== Directive ==
What is the number of lines holding the word "Sign"? Give that number alone.

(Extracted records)
..........

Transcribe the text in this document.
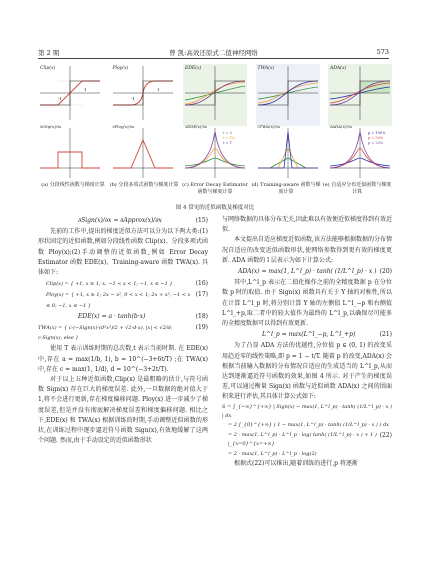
第 2 期	曾 凯:高效还原式二值神经网络	573
-1
1
Clip(x)
-1
1
Ploy(x)	EDE(x)	TWA(x)	ADA(x)
∂Clip(x)/∂x	∂Ploy(x)/∂x
t = 0
t = T/2
t = T
∂EDE(x)/∂x	∂TWA(x)/∂x
p = 100%
p = 50%
p = 25%
∂ADA(x)/∂x
(a) 分段线性函数与梯度计算 (b) 分段多项式函数与梯度计算 (c) Error Decay Estimator 函数与梯度计算
(d) Training-aware 函数与梯度计算
(e) 自适应分布近似函数与梯度计算
图 4 常见的近似函数及梯度对比
∂Sign(x)/∂x ≈ ∂Approx(x)/∂x	(15)

先前的工作中,提出的梯度近似方法可以分为以下两大类:(1)形状固定的近似函数,例如分段线性函数 Clip(x)、分段多项式函数 Ploy(x);(2)手动调整的近似函数,例如 Error Decay Estimator 函数 EDE(x)、Training-aware 函数 TWA(x). 具体如下:

Clip(x) = { +1, x ≥ 1; x, −1 < x < 1; −1, x ≤ −1 }	(16)
Ploy(x) = { +1, x ≥ 1; 2x − x², 0 < x < 1; 2x + x², −1 < x ≤ 0; −1, x ≤ −1 }
(17)
EDE(x) = a · tanh(b·x)	(18)
TWA(x) = { c·(−Sign(x)·(d²x²)/2 + √2·d·x), |x| < √2/d; c·Sign(x), else }
(19)

使用 T 表示训练时期的总次数,t 表示当前时期. 在 EDE(x) 中,存在 a = max(1/b, 1), b = 10^(−3+6t/T) ;在 TWA(x) 中,存在 c = max(1, 1/d), d = 10^(−3+2t/T).

对于以上五种近似函数,Clip(x) 是最粗略的估计,与符号函数 Sign(x) 存在巨大的梯度误差. 此外,一旦数据的绝对值大于 1,将不会进行更新,存在梯度偏移问题. Ploy(x) 进一步减少了梯度误差,但是并没有彻底解决梯度误差和梯度偏移问题. 相比之下,EDE(x) 和 TWA(x) 根据训练的时期,手动调整近似函数的形状,在训练过程中逐步逼近符号函数 Sign(x),有效地缓解了这两个问题. 然而,由于手动设定的近似函数形状

与网络数据的具体分布无关,因此难以有效便近似梯度得到有效近似.

本文提出自适应梯度近似函数,该方法能够根据数据的分布情况自适应的改变近似函数形状,使网络参数得到更有效的梯度更新. ADA 函数的 l 层表示为如下计算公式:

ADA(x) = max(1, L^l_p) · tanh( (1/L^l_p) · x ) (20)

其中,L^l_p 表示在二值化操作之前的全精度数据 p 在分位数 p 时的取值. 由于 Sign(x) 函数具有关于 Y 轴的对称性,所以在计算 L^l_p 时,将分别计算 Y 轴的左侧值 L^l_−p 和右侧值 L^l_+p,取二者中的较大值作为最终的 L^l_p,以确保尽可能多的全精度数据可以得到有效更新.

L^l_p = max(L^l_−p, L^l_+p)	(21)

为了凸显 ADA 方法的优越性,分位值 p ∈ (0, 1) 的改变采用趋近零的线性策略,即 p = 1 − t/T. 随着 p 的改变,ADA(x) 会根据当前输入数据的分布情况自适应的生成适当的 L^l_p,从而达到逐渐逼近符号函数的效果,如图 4 所示. 对于产生的梯度误差,可以通过衡量 Sign(x) 函数与近似函数 ADA(x) 之间的围面积来进行评估,其具体计算公式如下:

S = ∫_{−∞}^{+∞} | Sign(x) − max(1, L^l_p) · tanh( (1/L^l_p) · x ) | dx
= 2 ∫_{0}^{+∞} ( 1 − max(1, L^l_p) · tanh( (1/L^l_p) · x ) ) dx
= 2 · max(1, L^l_p) · L^l_p · log( tanh( (1/L^l_p) · x ) + 1 ) |_{x=0}^{x=+∞}
(22)
= 2 · max(1, L^l_p) · L^l_p · log(2)

根据式(22)可以推出,随着训练的进行,p 将逐渐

..........

== Task result ==
6